__What you are asked to do__
Filter the records for lines holding the string "sesama".

-- Start Exercise inputs --

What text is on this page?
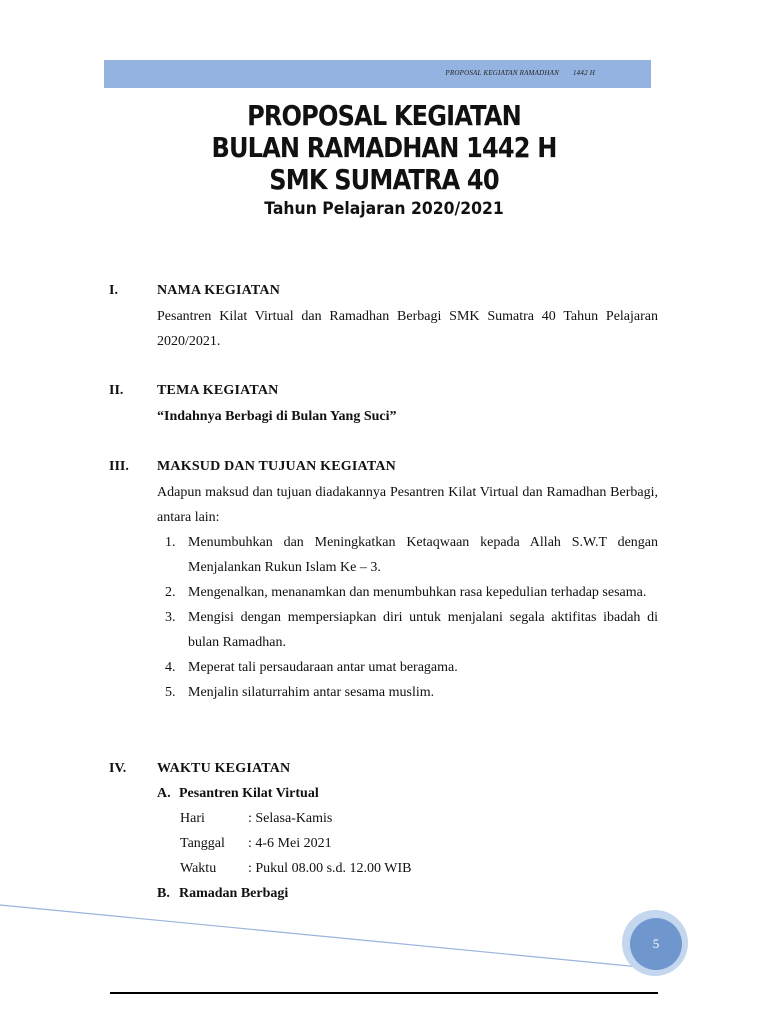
PROPOSAL KEGIATAN RAMADHAN 1442 H
PROPOSAL KEGIATAN
BULAN RAMADHAN 1442 H
SMK SUMATRA 40
Tahun Pelajaran 2020/2021
I.	NAMA KEGIATAN
Pesantren Kilat Virtual dan Ramadhan Berbagi SMK Sumatra 40 Tahun Pelajaran 2020/2021.
II. TEMA KEGIATAN
“Indahnya Berbagi di Bulan Yang Suci”
III. MAKSUD DAN TUJUAN KEGIATAN
Adapun maksud dan tujuan diadakannya Pesantren Kilat Virtual dan Ramadhan Berbagi, antara lain:
1. Menumbuhkan dan Meningkatkan Ketaqwaan kepada Allah S.W.T dengan Menjalankan Rukun Islam Ke – 3.
2. Mengenalkan, menanamkan dan menumbuhkan rasa kepedulian terhadap sesama.
3. Mengisi dengan mempersiapkan diri untuk menjalani segala aktifitas ibadah di bulan Ramadhan.
4. Meperat tali persaudaraan antar umat beragama.
5. Menjalin silaturrahim antar sesama muslim.
IV. WAKTU KEGIATAN
A. Pesantren Kilat Virtual
Hari	: Selasa-Kamis
Tanggal : 4-6 Mei 2021
Waktu : Pukul 08.00 s.d. 12.00 WIB
B. Ramadan Berbagi
5
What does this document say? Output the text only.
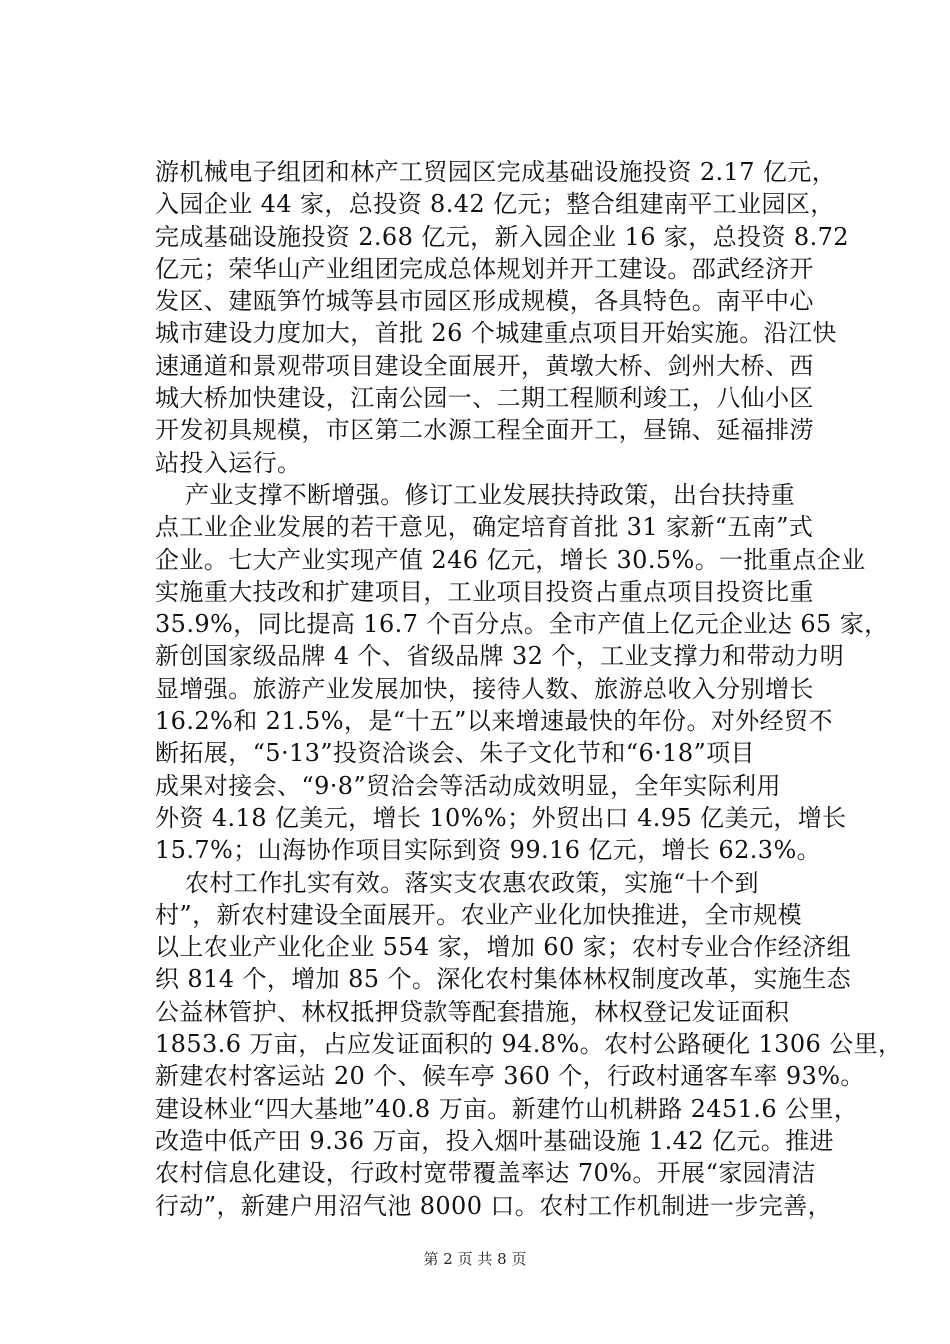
游机械电子组团和林产工贸园区完成基础设施投资 2.17 亿元，
入园企业 44 家，总投资 8.42 亿元；整合组建南平工业园区，
完成基础设施投资 2.68 亿元，新入园企业 16 家，总投资 8.72
亿元；荣华山产业组团完成总体规划并开工建设。邵武经济开
发区、建瓯笋竹城等县市园区形成规模，各具特色。南平中心
城市建设力度加大，首批 26 个城建重点项目开始实施。沿江快
速通道和景观带项目建设全面展开，黄墩大桥、剑州大桥、西
城大桥加快建设，江南公园一、二期工程顺利竣工，八仙小区
开发初具规模，市区第二水源工程全面开工，昼锦、延福排涝
站投入运行。
产业支撑不断增强。修订工业发展扶持政策，出台扶持重
点工业企业发展的若干意见，确定培育首批 31 家新“五南”式
企业。七大产业实现产值 246 亿元，增长 30.5%。一批重点企业
实施重大技改和扩建项目，工业项目投资占重点项目投资比重
35.9%，同比提高 16.7 个百分点。全市产值上亿元企业达 65 家，
新创国家级品牌 4 个、省级品牌 32 个，工业支撑力和带动力明
显增强。旅游产业发展加快，接待人数、旅游总收入分别增长
16.2%和 21.5%，是“十五”以来增速最快的年份。对外经贸不
断拓展，“5·13”投资洽谈会、朱子文化节和“6·18”项目
成果对接会、“9·8”贸洽会等活动成效明显，全年实际利用
外资 4.18 亿美元，增长 10%%；外贸出口 4.95 亿美元，增长
15.7%；山海协作项目实际到资 99.16 亿元，增长 62.3%。
农村工作扎实有效。落实支农惠农政策，实施“十个到
村”，新农村建设全面展开。农业产业化加快推进，全市规模
以上农业产业化企业 554 家，增加 60 家；农村专业合作经济组
织 814 个，增加 85 个。深化农村集体林权制度改革，实施生态
公益林管护、林权抵押贷款等配套措施，林权登记发证面积
1853.6 万亩，占应发证面积的 94.8%。农村公路硬化 1306 公里，
新建农村客运站 20 个、候车亭 360 个，行政村通客车率 93%。
建设林业“四大基地”40.8 万亩。新建竹山机耕路 2451.6 公里，
改造中低产田 9.36 万亩，投入烟叶基础设施 1.42 亿元。推进
农村信息化建设，行政村宽带覆盖率达 70%。开展“家园清洁
行动”，新建户用沼气池 8000 口。农村工作机制进一步完善，
第 2 页 共 8 页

-- End Exercise inputs --

__Result for this exercise__
2. Mengenalkan, menanamkan dan menumbuhkan rasa kepedulian terhadap sesama.
5. Menjalin silaturrahim antar sesama muslim.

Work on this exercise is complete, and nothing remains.